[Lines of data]
■ ■ ■
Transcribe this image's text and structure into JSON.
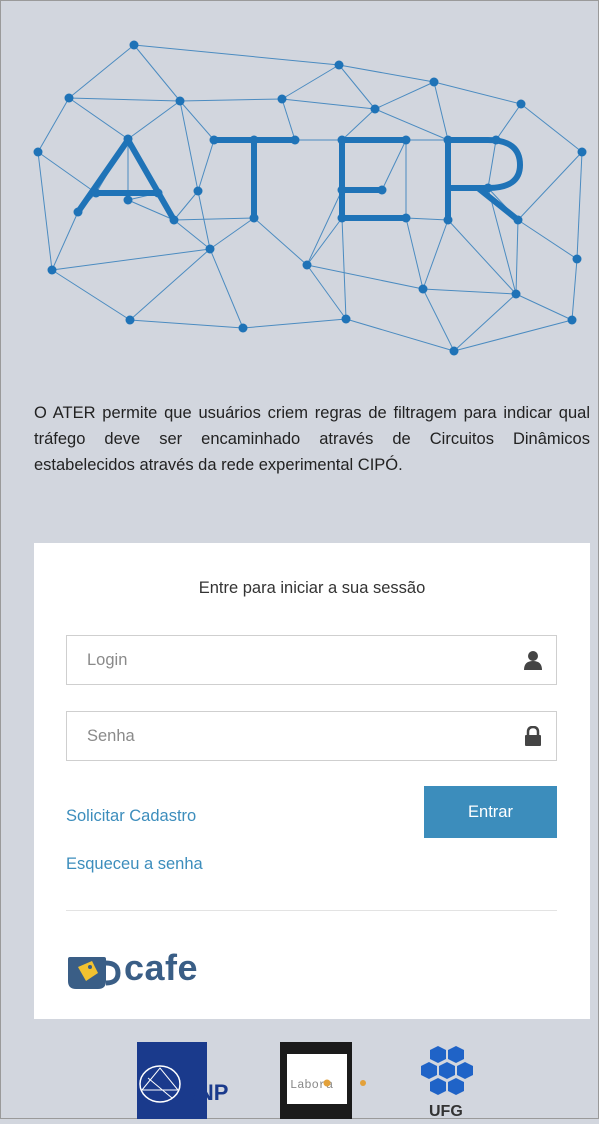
{
  "app": {
    "logo_text": "ATER",
    "description": "O ATER permite que usuários criem regras de filtragem para indicar qual tráfego deve ser encaminhado através de Circuitos Dinâmicos estabelecidos através da rede experimental CIPÓ."
  },
  "login": {
    "title": "Entre para iniciar a sua sessão",
    "login_placeholder": "Login",
    "password_placeholder": "Senha",
    "login_value": "",
    "password_value": "",
    "submit_label": "Entrar",
    "register_link": "Solicitar Cadastro",
    "forgot_link": "Esqueceu a senha",
    "cafe_label": "cafe"
  },
  "footer": {
    "logos": [
      "RNP",
      "Labora",
      "UFG"
    ]
  },
  "colors": {
    "background": "#d2d6de",
    "accent": "#3c8dbc",
    "network": "#1f73b7"
  },
  "icons": {
    "login_field": "user-icon",
    "password_field": "lock-icon"
  }
}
■ ■ ■
Exercise objective. Write out the records above once more, word for word, with no pictures.

Answer to this problem.
Transcribe this image's text and structure into JSON.
{
  "app": {
    "logo_text": "ATER",
    "description": "O ATER permite que usuários criem regras de filtragem para indicar qual tráfego deve ser encaminhado através de Circuitos Dinâmicos estabelecidos através da rede experimental CIPÓ."
  },
  "login": {
    "title": "Entre para iniciar a sua sessão",
    "login_placeholder": "Login",
    "password_placeholder": "Senha",
    "login_value": "",
    "password_value": "",
    "submit_label": "Entrar",
    "register_link": "Solicitar Cadastro",
    "forgot_link": "Esqueceu a senha",
    "cafe_label": "cafe"
  },
  "footer": {
    "logos": [
      "RNP",
      "Labora",
      "UFG"
    ]
  },
  "colors": {
    "background": "#d2d6de",
    "accent": "#3c8dbc",
    "network": "#1f73b7"
  },
  "icons": {
    "login_field": "user-icon",
    "password_field": "lock-icon"
  }
}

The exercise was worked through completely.